Task description =>
Quote every line below exactly as it reads.

### Available data ###

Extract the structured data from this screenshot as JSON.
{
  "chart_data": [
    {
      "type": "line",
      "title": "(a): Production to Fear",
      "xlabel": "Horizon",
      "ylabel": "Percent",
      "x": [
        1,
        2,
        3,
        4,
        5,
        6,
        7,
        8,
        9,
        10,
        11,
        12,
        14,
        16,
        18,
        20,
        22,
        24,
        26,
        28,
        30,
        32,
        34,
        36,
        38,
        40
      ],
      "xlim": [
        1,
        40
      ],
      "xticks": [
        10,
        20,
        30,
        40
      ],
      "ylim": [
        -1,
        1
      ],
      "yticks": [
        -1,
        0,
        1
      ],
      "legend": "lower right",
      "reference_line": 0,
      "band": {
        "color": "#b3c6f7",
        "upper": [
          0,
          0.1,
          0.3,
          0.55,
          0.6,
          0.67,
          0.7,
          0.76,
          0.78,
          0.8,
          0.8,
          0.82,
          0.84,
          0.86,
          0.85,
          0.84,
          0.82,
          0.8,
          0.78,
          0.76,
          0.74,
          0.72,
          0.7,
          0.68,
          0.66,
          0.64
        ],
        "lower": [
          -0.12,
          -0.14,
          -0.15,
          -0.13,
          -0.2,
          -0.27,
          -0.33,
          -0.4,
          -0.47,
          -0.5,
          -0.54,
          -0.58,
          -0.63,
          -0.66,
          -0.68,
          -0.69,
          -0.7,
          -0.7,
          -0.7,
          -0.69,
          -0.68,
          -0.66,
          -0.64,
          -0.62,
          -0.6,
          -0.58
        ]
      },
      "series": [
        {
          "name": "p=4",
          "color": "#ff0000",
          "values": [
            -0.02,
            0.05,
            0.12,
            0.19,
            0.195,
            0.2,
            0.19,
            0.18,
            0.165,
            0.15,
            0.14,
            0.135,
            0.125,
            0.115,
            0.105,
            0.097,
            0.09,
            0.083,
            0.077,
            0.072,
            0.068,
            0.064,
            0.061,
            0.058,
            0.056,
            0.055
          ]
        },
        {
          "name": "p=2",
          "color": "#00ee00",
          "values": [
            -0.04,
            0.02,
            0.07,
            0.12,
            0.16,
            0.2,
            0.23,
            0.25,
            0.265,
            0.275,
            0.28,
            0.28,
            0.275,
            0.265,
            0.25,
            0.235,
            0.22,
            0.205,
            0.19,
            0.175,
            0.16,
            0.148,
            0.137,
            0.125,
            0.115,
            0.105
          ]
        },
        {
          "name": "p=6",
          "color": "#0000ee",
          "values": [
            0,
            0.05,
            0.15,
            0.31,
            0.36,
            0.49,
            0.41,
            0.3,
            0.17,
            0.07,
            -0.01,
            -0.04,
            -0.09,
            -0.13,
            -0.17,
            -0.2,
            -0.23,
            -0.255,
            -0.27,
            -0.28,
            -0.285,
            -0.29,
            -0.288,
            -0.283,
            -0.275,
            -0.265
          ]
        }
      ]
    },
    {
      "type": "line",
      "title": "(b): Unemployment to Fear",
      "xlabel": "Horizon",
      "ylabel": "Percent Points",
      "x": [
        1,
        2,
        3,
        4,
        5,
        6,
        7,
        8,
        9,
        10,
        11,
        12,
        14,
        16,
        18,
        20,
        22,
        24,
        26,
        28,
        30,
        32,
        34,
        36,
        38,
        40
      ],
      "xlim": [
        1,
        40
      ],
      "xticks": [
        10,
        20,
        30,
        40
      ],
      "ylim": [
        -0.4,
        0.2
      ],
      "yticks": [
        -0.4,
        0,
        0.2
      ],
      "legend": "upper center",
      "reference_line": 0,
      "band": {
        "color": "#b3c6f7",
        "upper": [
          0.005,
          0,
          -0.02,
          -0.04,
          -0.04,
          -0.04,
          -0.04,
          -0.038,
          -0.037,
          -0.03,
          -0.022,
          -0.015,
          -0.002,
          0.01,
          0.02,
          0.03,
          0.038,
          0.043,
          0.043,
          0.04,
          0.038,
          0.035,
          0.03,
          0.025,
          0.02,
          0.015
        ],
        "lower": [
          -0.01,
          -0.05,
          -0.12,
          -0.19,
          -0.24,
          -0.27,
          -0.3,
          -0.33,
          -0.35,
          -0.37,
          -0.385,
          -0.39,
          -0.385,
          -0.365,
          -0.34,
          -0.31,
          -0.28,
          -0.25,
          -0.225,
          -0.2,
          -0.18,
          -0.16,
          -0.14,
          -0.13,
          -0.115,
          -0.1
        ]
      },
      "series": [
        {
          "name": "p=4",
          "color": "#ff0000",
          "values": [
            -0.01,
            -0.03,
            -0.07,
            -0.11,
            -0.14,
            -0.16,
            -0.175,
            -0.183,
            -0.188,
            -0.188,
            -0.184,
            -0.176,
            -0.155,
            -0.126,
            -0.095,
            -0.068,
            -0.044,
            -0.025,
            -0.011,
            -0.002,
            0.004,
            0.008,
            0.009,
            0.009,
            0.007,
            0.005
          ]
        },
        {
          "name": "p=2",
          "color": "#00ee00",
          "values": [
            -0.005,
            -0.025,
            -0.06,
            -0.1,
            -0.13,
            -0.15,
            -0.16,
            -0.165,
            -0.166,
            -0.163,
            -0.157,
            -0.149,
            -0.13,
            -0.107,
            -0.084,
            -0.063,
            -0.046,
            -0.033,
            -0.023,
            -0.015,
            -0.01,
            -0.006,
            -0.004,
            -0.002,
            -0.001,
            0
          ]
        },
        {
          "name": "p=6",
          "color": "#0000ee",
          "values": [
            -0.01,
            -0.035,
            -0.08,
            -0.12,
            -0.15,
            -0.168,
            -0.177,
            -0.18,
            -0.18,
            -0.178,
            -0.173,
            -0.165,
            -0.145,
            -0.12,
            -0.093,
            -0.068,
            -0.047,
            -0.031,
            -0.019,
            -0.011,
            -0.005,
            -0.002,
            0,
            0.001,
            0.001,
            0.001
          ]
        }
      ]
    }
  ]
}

###

Solution =>
Extract the structured data from this screenshot as JSON.
{
  "chart_data": [
    {
      "type": "line",
      "title": "(a): Production to Fear",
      "xlabel": "Horizon",
      "ylabel": "Percent",
      "x": [
        1,
        2,
        3,
        4,
        5,
        6,
        7,
        8,
        9,
        10,
        11,
        12,
        14,
        16,
        18,
        20,
        22,
        24,
        26,
        28,
        30,
        32,
        34,
        36,
        38,
        40
      ],
      "xlim": [
        1,
        40
      ],
      "xticks": [
        10,
        20,
        30,
        40
      ],
      "ylim": [
        -1,
        1
      ],
      "yticks": [
        -1,
        0,
        1
      ],
      "legend": "lower right",
      "reference_line": 0,
      "band": {
        "color": "#b3c6f7",
        "upper": [
          0,
          0.1,
          0.3,
          0.55,
          0.6,
          0.67,
          0.7,
          0.76,
          0.78,
          0.8,
          0.8,
          0.82,
          0.84,
          0.86,
          0.85,
          0.84,
          0.82,
          0.8,
          0.78,
          0.76,
          0.74,
          0.72,
          0.7,
          0.68,
          0.66,
          0.64
        ],
        "lower": [
          -0.12,
          -0.14,
          -0.15,
          -0.13,
          -0.2,
          -0.27,
          -0.33,
          -0.4,
          -0.47,
          -0.5,
          -0.54,
          -0.58,
          -0.63,
          -0.66,
          -0.68,
          -0.69,
          -0.7,
          -0.7,
          -0.7,
          -0.69,
          -0.68,
          -0.66,
          -0.64,
          -0.62,
          -0.6,
          -0.58
        ]
      },
      "series": [
        {
          "name": "p=4",
          "color": "#ff0000",
          "values": [
            -0.02,
            0.05,
            0.12,
            0.19,
            0.195,
            0.2,
            0.19,
            0.18,
            0.165,
            0.15,
            0.14,
            0.135,
            0.125,
            0.115,
            0.105,
            0.097,
            0.09,
            0.083,
            0.077,
            0.072,
            0.068,
            0.064,
            0.061,
            0.058,
            0.056,
            0.055
          ]
        },
        {
          "name": "p=2",
          "color": "#00ee00",
          "values": [
            -0.04,
            0.02,
            0.07,
            0.12,
            0.16,
            0.2,
            0.23,
            0.25,
            0.265,
            0.275,
            0.28,
            0.28,
            0.275,
            0.265,
            0.25,
            0.235,
            0.22,
            0.205,
            0.19,
            0.175,
            0.16,
            0.148,
            0.137,
            0.125,
            0.115,
            0.105
          ]
        },
        {
          "name": "p=6",
          "color": "#0000ee",
          "values": [
            0,
            0.05,
            0.15,
            0.31,
            0.36,
            0.49,
            0.41,
            0.3,
            0.17,
            0.07,
            -0.01,
            -0.04,
            -0.09,
            -0.13,
            -0.17,
            -0.2,
            -0.23,
            -0.255,
            -0.27,
            -0.28,
            -0.285,
            -0.29,
            -0.288,
            -0.283,
            -0.275,
            -0.265
          ]
        }
      ]
    },
    {
      "type": "line",
      "title": "(b): Unemployment to Fear",
      "xlabel": "Horizon",
      "ylabel": "Percent Points",
      "x": [
        1,
        2,
        3,
        4,
        5,
        6,
        7,
        8,
        9,
        10,
        11,
        12,
        14,
        16,
        18,
        20,
        22,
        24,
        26,
        28,
        30,
        32,
        34,
        36,
        38,
        40
      ],
      "xlim": [
        1,
        40
      ],
      "xticks": [
        10,
        20,
        30,
        40
      ],
      "ylim": [
        -0.4,
        0.2
      ],
      "yticks": [
        -0.4,
        0,
        0.2
      ],
      "legend": "upper center",
      "reference_line": 0,
      "band": {
        "color": "#b3c6f7",
        "upper": [
          0.005,
          0,
          -0.02,
          -0.04,
          -0.04,
          -0.04,
          -0.04,
          -0.038,
          -0.037,
          -0.03,
          -0.022,
          -0.015,
          -0.002,
          0.01,
          0.02,
          0.03,
          0.038,
          0.043,
          0.043,
          0.04,
          0.038,
          0.035,
          0.03,
          0.025,
          0.02,
          0.015
        ],
        "lower": [
          -0.01,
          -0.05,
          -0.12,
          -0.19,
          -0.24,
          -0.27,
          -0.3,
          -0.33,
          -0.35,
          -0.37,
          -0.385,
          -0.39,
          -0.385,
          -0.365,
          -0.34,
          -0.31,
          -0.28,
          -0.25,
          -0.225,
          -0.2,
          -0.18,
          -0.16,
          -0.14,
          -0.13,
          -0.115,
          -0.1
        ]
      },
      "series": [
        {
          "name": "p=4",
          "color": "#ff0000",
          "values": [
            -0.01,
            -0.03,
            -0.07,
            -0.11,
            -0.14,
            -0.16,
            -0.175,
            -0.183,
            -0.188,
            -0.188,
            -0.184,
            -0.176,
            -0.155,
            -0.126,
            -0.095,
            -0.068,
            -0.044,
            -0.025,
            -0.011,
            -0.002,
            0.004,
            0.008,
            0.009,
            0.009,
            0.007,
            0.005
          ]
        },
        {
          "name": "p=2",
          "color": "#00ee00",
          "values": [
            -0.005,
            -0.025,
            -0.06,
            -0.1,
            -0.13,
            -0.15,
            -0.16,
            -0.165,
            -0.166,
            -0.163,
            -0.157,
            -0.149,
            -0.13,
            -0.107,
            -0.084,
            -0.063,
            -0.046,
            -0.033,
            -0.023,
            -0.015,
            -0.01,
            -0.006,
            -0.004,
            -0.002,
            -0.001,
            0
          ]
        },
        {
          "name": "p=6",
          "color": "#0000ee",
          "values": [
            -0.01,
            -0.035,
            -0.08,
            -0.12,
            -0.15,
            -0.168,
            -0.177,
            -0.18,
            -0.18,
            -0.178,
            -0.173,
            -0.165,
            -0.145,
            -0.12,
            -0.093,
            -0.068,
            -0.047,
            -0.031,
            -0.019,
            -0.011,
            -0.005,
            -0.002,
            0,
            0.001,
            0.001,
            0.001
          ]
        }
      ]
    }
  ]
}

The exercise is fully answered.